-- START OF RECORDS FOR THE EXERCISE --
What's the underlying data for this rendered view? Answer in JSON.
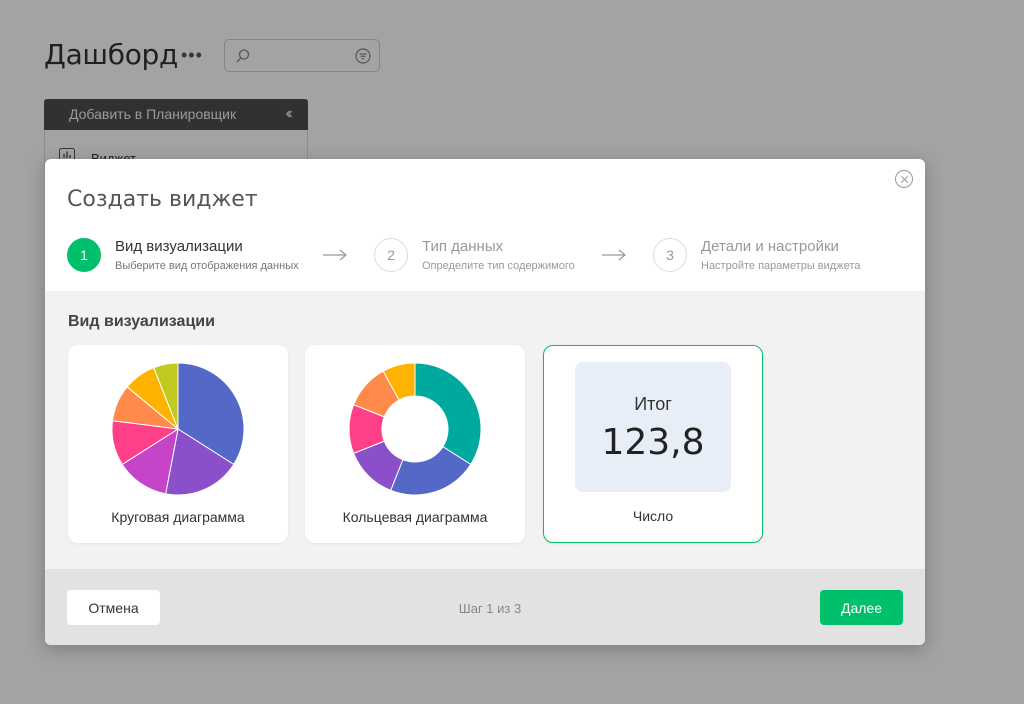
{
  "page": {
    "title": "Дашборд",
    "more_icon": "ellipsis-icon",
    "search": {
      "placeholder": "",
      "icon": "search-icon",
      "filter_icon": "filter-icon"
    },
    "planner_bar": {
      "label": "Добавить в Планировщик",
      "collapse_icon": "double-chevron-left-icon"
    },
    "widget_item": {
      "label": "Виджет",
      "icon": "bar-chart-icon"
    }
  },
  "modal": {
    "title": "Создать виджет",
    "close_icon": "close-circle-icon",
    "steps": [
      {
        "number": "1",
        "title": "Вид визуализации",
        "subtitle": "Выберите вид отображения данных",
        "active": true
      },
      {
        "number": "2",
        "title": "Тип данных",
        "subtitle": "Определите тип содержимого",
        "active": false
      },
      {
        "number": "3",
        "title": "Детали и настройки",
        "subtitle": "Настройте параметры виджета",
        "active": false
      }
    ],
    "section_title": "Вид визуализации",
    "cards": [
      {
        "label": "Круговая диаграмма",
        "type": "pie",
        "selected": false
      },
      {
        "label": "Кольцевая диаграмма",
        "type": "donut",
        "selected": false
      },
      {
        "label": "Число",
        "type": "number",
        "selected": true,
        "kpi_title": "Итог",
        "kpi_value": "123,8"
      }
    ],
    "footer": {
      "cancel_label": "Отмена",
      "step_indicator": "Шаг 1 из 3",
      "next_label": "Далее"
    }
  },
  "colors": {
    "accent": "#00c06b",
    "pie_slices": [
      "#5468c7",
      "#8a4fc9",
      "#c644c7",
      "#ff3f87",
      "#ff8a4c",
      "#ffb300",
      "#bfcc1f"
    ],
    "donut_segments": [
      "#00a99d",
      "#5468c7",
      "#8a4fc9",
      "#ff3f87",
      "#ff8a4c",
      "#ffb300"
    ]
  },
  "chart_data": [
    {
      "type": "pie",
      "values": [
        34,
        19,
        13,
        11,
        9,
        8,
        6
      ]
    },
    {
      "type": "pie",
      "values": [
        34,
        22,
        13,
        12,
        11,
        8
      ]
    }
  ]
}
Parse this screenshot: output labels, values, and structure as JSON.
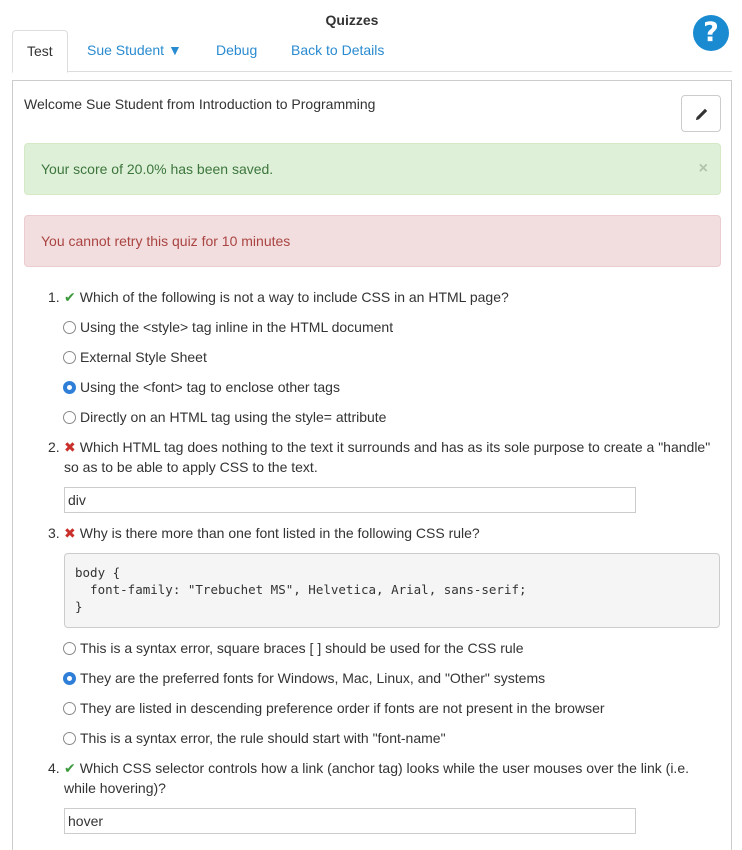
{
  "header": {
    "title": "Quizzes",
    "help_glyph": "?"
  },
  "tabs": [
    {
      "label": "Test"
    },
    {
      "label": "Sue Student ▼"
    },
    {
      "label": "Debug"
    },
    {
      "label": "Back to Details"
    }
  ],
  "welcome": "Welcome Sue Student from Introduction to Programming",
  "alerts": {
    "success": "Your score of 20.0% has been saved.",
    "close_glyph": "×",
    "danger": "You cannot retry this quiz for 10 minutes"
  },
  "questions": [
    {
      "number": "1.",
      "mark": "✔",
      "text": "Which of the following is not a way to include CSS in an HTML page?",
      "options": [
        "Using the <style> tag inline in the HTML document",
        "External Style Sheet",
        "Using the <font> tag to enclose other tags",
        "Directly on an HTML tag using the style= attribute"
      ],
      "selected": 2
    },
    {
      "number": "2.",
      "mark": "✖",
      "text": "Which HTML tag does nothing to the text it surrounds and has as its sole purpose to create a \"handle\" so as to be able to apply CSS to the text.",
      "answer": "div"
    },
    {
      "number": "3.",
      "mark": "✖",
      "text": "Why is there more than one font listed in the following CSS rule?",
      "code": "body {\n  font-family: \"Trebuchet MS\", Helvetica, Arial, sans-serif;\n}",
      "options": [
        "This is a syntax error, square braces [ ] should be used for the CSS rule",
        "They are the preferred fonts for Windows, Mac, Linux, and \"Other\" systems",
        "They are listed in descending preference order if fonts are not present in the browser",
        "This is a syntax error, the rule should start with \"font-name\""
      ],
      "selected": 1
    },
    {
      "number": "4.",
      "mark": "✔",
      "text": "Which CSS selector controls how a link (anchor tag) looks while the user mouses over the link (i.e. while hovering)?",
      "answer": "hover"
    }
  ],
  "icons": {
    "help": "question-circle-icon",
    "edit": "pencil-icon",
    "correct": "check-icon",
    "incorrect": "x-icon"
  },
  "colors": {
    "link": "#2a8bd0",
    "help_bg": "#1a8bd1",
    "success_bg": "#dff0d8",
    "success_text": "#3c763d",
    "danger_bg": "#f2dede",
    "danger_text": "#a94442",
    "correct_mark": "#3c9a3c",
    "incorrect_mark": "#c9302c",
    "radio_checked": "#2f7fd8"
  }
}
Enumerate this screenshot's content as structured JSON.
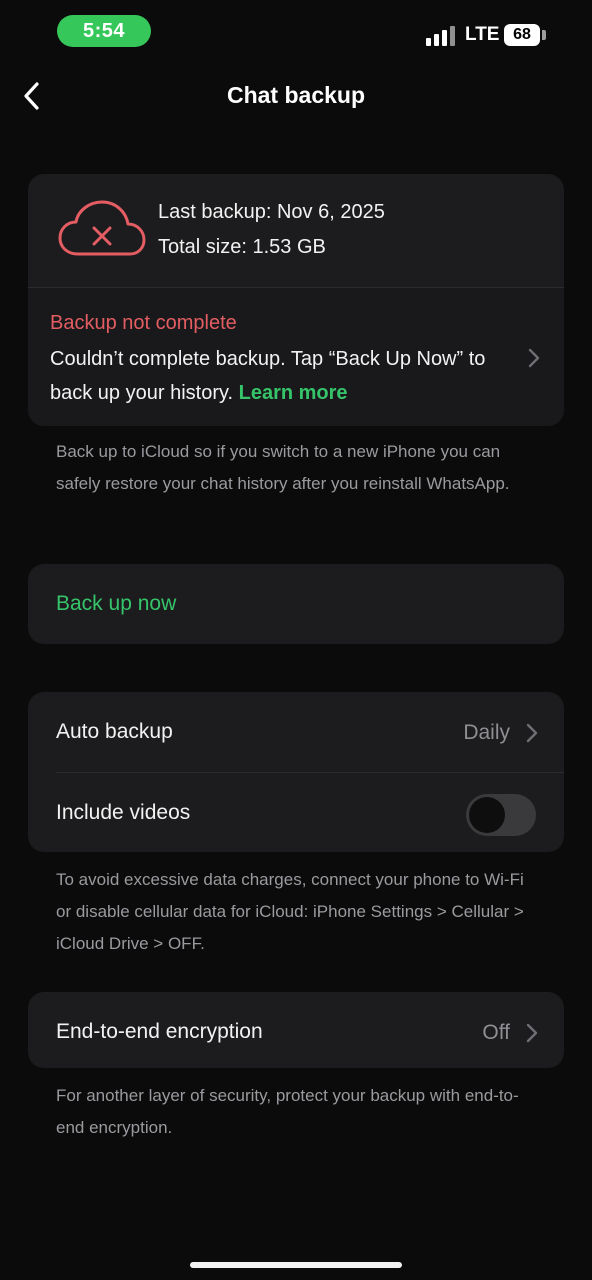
{
  "status_bar": {
    "time": "5:54",
    "network": "LTE",
    "battery": "68"
  },
  "header": {
    "title": "Chat backup"
  },
  "backup_info": {
    "last_backup": "Last backup: Nov 6, 2025",
    "total_size": "Total size: 1.53 GB",
    "error_title": "Backup not complete",
    "error_message": "Couldn’t complete backup. Tap “Back Up Now” to back up your history.",
    "learn_more": "Learn more"
  },
  "icloud_note": "Back up to iCloud so if you switch to a new iPhone you can safely restore your chat history after you reinstall WhatsApp.",
  "back_up_now": "Back up now",
  "settings": {
    "auto_backup": {
      "label": "Auto backup",
      "value": "Daily"
    },
    "include_videos": {
      "label": "Include videos",
      "enabled": false
    }
  },
  "data_note": "To avoid excessive data charges, connect your phone to Wi-Fi or disable cellular data for iCloud: iPhone Settings > Cellular > iCloud Drive > OFF.",
  "encryption": {
    "label": "End-to-end encryption",
    "value": "Off"
  },
  "encryption_note": "For another layer of security, protect your backup with end-to-end encryption.",
  "colors": {
    "accent_green": "#36c46a",
    "error_red": "#e35d63",
    "status_green": "#35c759"
  }
}
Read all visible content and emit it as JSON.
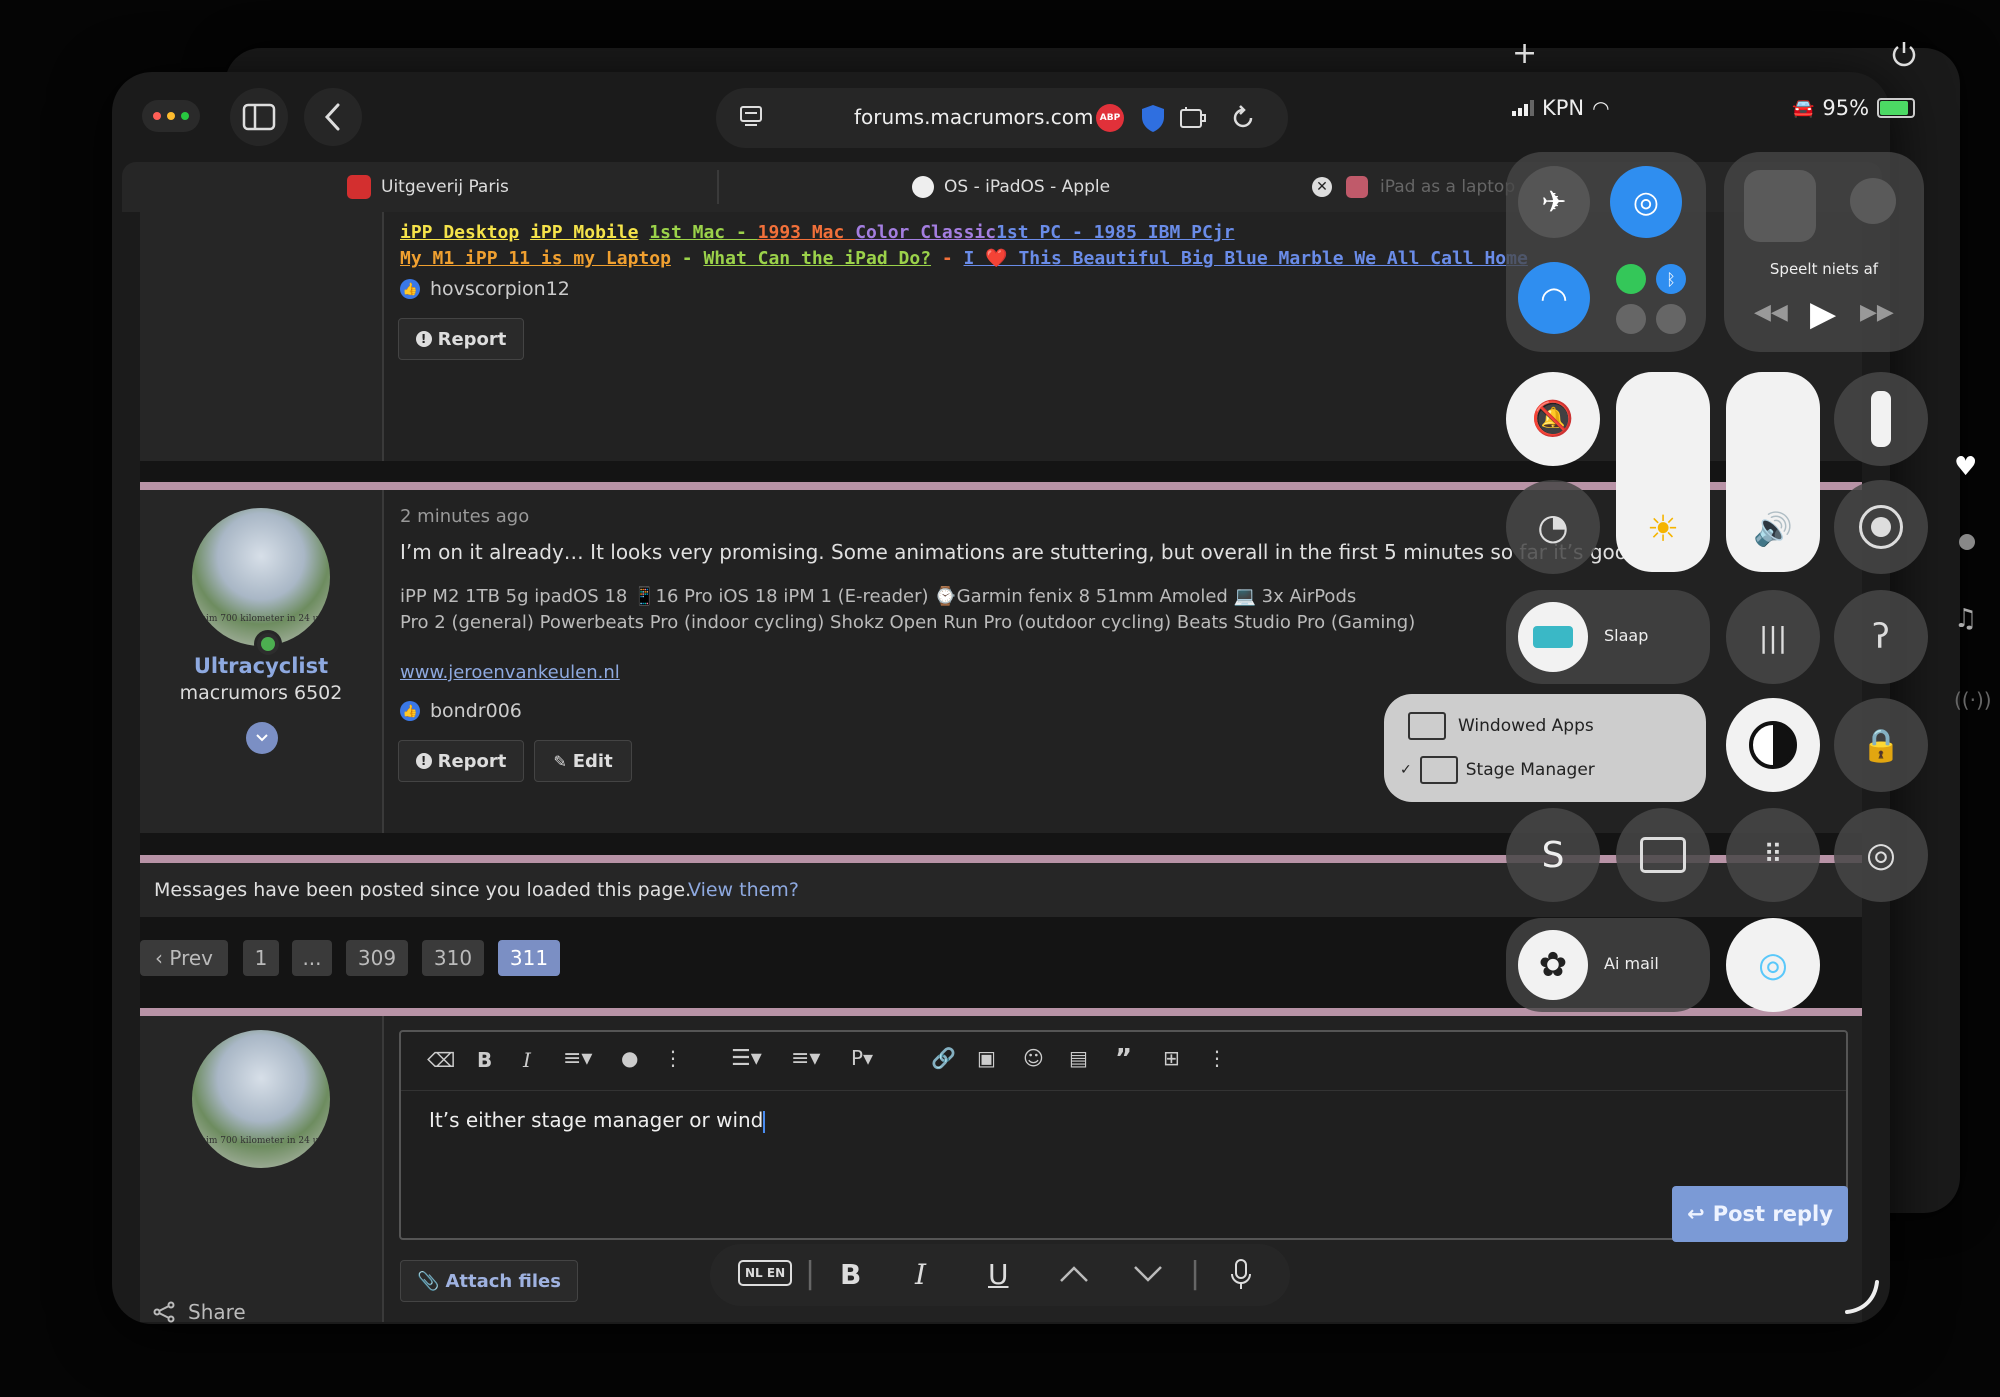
{
  "status": {
    "carrier": "KPN",
    "battery": "95%"
  },
  "browser": {
    "url": "forums.macrumors.com",
    "adblock_badge": "ABP",
    "tabs": [
      {
        "label": "Uitgeverij Paris"
      },
      {
        "label": "OS - iPadOS - Apple"
      },
      {
        "label": "iPad as a laptop"
      }
    ]
  },
  "post1": {
    "signature_line1": [
      {
        "text": "iPP Desktop",
        "color": "#f5e34a"
      },
      {
        "text": "iPP Mobile",
        "color": "#f5e34a"
      },
      {
        "text": "1st Mac - ",
        "color": "#9bd24a"
      },
      {
        "text": "1993 Mac ",
        "color": "#f2703a"
      },
      {
        "text": "Color Classic",
        "color": "#a47ee0"
      },
      {
        "text": "1st PC - 1985 IBM PCjr",
        "color": "#6a8ce8"
      }
    ],
    "signature_line2": [
      {
        "text": "My M1 iPP 11 is my Laptop",
        "color": "#f0a030"
      },
      {
        "text": " - ",
        "color": "#9bd24a"
      },
      {
        "text": "What Can the iPad Do?",
        "color": "#9bd24a"
      },
      {
        "text": " - ",
        "color": "#f2703a"
      },
      {
        "text": "I ❤️ This Beautiful Big Blue Marble We All Call Home",
        "color": "#6a8ce8"
      }
    ],
    "reaction_user": "hovscorpion12",
    "report_label": "Report"
  },
  "post2": {
    "username": "Ultracyclist",
    "user_title": "macrumors 6502",
    "avatar_caption": "Ruim 700 kilometer in 24 uur",
    "timestamp": "2 minutes ago",
    "body": "I’m on it already… It looks very promising. Some animations are stuttering, but overall in the first 5 minutes so far it’s good",
    "sig_line1": "iPP M2 1TB 5g ipadOS 18 📱16 Pro iOS 18 iPM 1 (E-reader) ⌚Garmin fenix 8 51mm Amoled 💻 3x AirPods",
    "sig_line2": "Pro 2 (general) Powerbeats Pro (indoor cycling) Shokz Open Run Pro (outdoor cycling) Beats Studio Pro (Gaming)",
    "website": "www.jeroenvankeulen.nl",
    "reaction_user": "bondr006",
    "report_label": "Report",
    "edit_label": "Edit"
  },
  "notice": {
    "text": "Messages have been posted since you loaded this page.",
    "link": "View them?"
  },
  "pagination": {
    "prev": "‹ Prev",
    "pages": [
      "1",
      "...",
      "309",
      "310",
      "311"
    ],
    "current": "311"
  },
  "reply": {
    "avatar_caption": "Ruim 700 kilometer in 24 uur",
    "text": "It’s either stage manager or wind",
    "attach_label": "Attach files",
    "post_label": "Post reply"
  },
  "control_center": {
    "now_playing": "Speelt niets af",
    "focus_label": "Slaap",
    "menu": {
      "windowed": "Windowed Apps",
      "stage": "Stage Manager"
    },
    "ai_label": "Ai mail",
    "accent": "#2f8ef0"
  },
  "share_label": "Share",
  "keyboard_bar": {
    "lang": "NL EN",
    "bold": "B",
    "italic": "I",
    "underline": "U"
  }
}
-- END OF RECORDS FOR THE EXERCISE --
Go through the data above and find the lines with the word "selected". Copy each of those lines.

        "selected": false
        "selected": false
        "selected": true,
      "selected": 2
      "selected": 1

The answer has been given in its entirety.